> GIVEN REQUEST:
Output every line below exactly.

[start]

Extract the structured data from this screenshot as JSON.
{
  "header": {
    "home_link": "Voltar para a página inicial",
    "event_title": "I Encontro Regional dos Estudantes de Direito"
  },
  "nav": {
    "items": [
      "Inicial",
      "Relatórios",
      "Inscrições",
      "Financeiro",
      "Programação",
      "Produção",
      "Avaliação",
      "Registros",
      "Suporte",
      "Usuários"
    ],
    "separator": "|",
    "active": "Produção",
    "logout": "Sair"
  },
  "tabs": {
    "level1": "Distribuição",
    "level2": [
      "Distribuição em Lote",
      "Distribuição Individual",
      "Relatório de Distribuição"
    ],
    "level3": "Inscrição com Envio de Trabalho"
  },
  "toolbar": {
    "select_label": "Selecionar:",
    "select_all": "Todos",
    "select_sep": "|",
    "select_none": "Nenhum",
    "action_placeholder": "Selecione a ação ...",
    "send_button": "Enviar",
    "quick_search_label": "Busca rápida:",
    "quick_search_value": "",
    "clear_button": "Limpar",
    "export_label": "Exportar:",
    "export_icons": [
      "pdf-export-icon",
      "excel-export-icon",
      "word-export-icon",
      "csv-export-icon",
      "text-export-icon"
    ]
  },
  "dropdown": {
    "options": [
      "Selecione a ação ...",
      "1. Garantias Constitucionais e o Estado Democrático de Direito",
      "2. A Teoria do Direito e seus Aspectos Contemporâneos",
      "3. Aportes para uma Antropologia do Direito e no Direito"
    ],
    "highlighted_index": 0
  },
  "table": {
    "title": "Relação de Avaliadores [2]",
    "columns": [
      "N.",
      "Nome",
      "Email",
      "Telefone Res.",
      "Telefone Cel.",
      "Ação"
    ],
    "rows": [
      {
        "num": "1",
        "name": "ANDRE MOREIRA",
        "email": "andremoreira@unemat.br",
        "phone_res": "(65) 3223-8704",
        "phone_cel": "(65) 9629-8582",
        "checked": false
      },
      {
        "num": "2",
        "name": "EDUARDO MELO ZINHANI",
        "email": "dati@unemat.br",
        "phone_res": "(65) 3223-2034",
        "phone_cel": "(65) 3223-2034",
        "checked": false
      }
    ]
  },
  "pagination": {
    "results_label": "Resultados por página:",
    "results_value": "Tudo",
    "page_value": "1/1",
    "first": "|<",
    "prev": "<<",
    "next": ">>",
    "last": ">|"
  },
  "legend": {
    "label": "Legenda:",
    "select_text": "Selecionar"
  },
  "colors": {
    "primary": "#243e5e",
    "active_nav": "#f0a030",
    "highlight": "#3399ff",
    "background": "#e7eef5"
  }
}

[end]

> THE COMPLETED TASK:
Extract the structured data from this screenshot as JSON.
{
  "header": {
    "home_link": "Voltar para a página inicial",
    "event_title": "I Encontro Regional dos Estudantes de Direito"
  },
  "nav": {
    "items": [
      "Inicial",
      "Relatórios",
      "Inscrições",
      "Financeiro",
      "Programação",
      "Produção",
      "Avaliação",
      "Registros",
      "Suporte",
      "Usuários"
    ],
    "separator": "|",
    "active": "Produção",
    "logout": "Sair"
  },
  "tabs": {
    "level1": "Distribuição",
    "level2": [
      "Distribuição em Lote",
      "Distribuição Individual",
      "Relatório de Distribuição"
    ],
    "level3": "Inscrição com Envio de Trabalho"
  },
  "toolbar": {
    "select_label": "Selecionar:",
    "select_all": "Todos",
    "select_sep": "|",
    "select_none": "Nenhum",
    "action_placeholder": "Selecione a ação ...",
    "send_button": "Enviar",
    "quick_search_label": "Busca rápida:",
    "quick_search_value": "",
    "clear_button": "Limpar",
    "export_label": "Exportar:",
    "export_icons": [
      "pdf-export-icon",
      "excel-export-icon",
      "word-export-icon",
      "csv-export-icon",
      "text-export-icon"
    ]
  },
  "dropdown": {
    "options": [
      "Selecione a ação ...",
      "1. Garantias Constitucionais e o Estado Democrático de Direito",
      "2. A Teoria do Direito e seus Aspectos Contemporâneos",
      "3. Aportes para uma Antropologia do Direito e no Direito"
    ],
    "highlighted_index": 0
  },
  "table": {
    "title": "Relação de Avaliadores [2]",
    "columns": [
      "N.",
      "Nome",
      "Email",
      "Telefone Res.",
      "Telefone Cel.",
      "Ação"
    ],
    "rows": [
      {
        "num": "1",
        "name": "ANDRE MOREIRA",
        "email": "andremoreira@unemat.br",
        "phone_res": "(65) 3223-8704",
        "phone_cel": "(65) 9629-8582",
        "checked": false
      },
      {
        "num": "2",
        "name": "EDUARDO MELO ZINHANI",
        "email": "dati@unemat.br",
        "phone_res": "(65) 3223-2034",
        "phone_cel": "(65) 3223-2034",
        "checked": false
      }
    ]
  },
  "pagination": {
    "results_label": "Resultados por página:",
    "results_value": "Tudo",
    "page_value": "1/1",
    "first": "|<",
    "prev": "<<",
    "next": ">>",
    "last": ">|"
  },
  "legend": {
    "label": "Legenda:",
    "select_text": "Selecionar"
  },
  "colors": {
    "primary": "#243e5e",
    "active_nav": "#f0a030",
    "highlight": "#3399ff",
    "background": "#e7eef5"
  }
}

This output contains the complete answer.